Set exercise: Exactly reproduce each entry, leaving out nothing.

Material:
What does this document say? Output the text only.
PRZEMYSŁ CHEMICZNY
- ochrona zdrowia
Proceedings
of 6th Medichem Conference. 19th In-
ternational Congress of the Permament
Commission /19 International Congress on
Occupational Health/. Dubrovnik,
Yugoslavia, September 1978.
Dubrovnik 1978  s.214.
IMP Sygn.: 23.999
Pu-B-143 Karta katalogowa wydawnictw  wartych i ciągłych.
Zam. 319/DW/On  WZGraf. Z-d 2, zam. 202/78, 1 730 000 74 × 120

Result of the exercise:
What does this document say? Output the text only.
PRZEMYSŁ CHEMICZNY
- ochrona zdrowia
Proceedings
of 6th Medichem Conference. 19th In-
ternational Congress of the Permament
Commission /19 International Congress on
Occupational Health/. Dubrovnik,
Yugoslavia, September 1978.
Dubrovnik 1978  s.214.
IMP Sygn.: 23.999
Pu-B-143 Karta katalogowa wydawnictw  wartych i ciągłych.
Zam. 319/DW/On  WZGraf. Z-d 2, zam. 202/78, 1 730 000 74 × 120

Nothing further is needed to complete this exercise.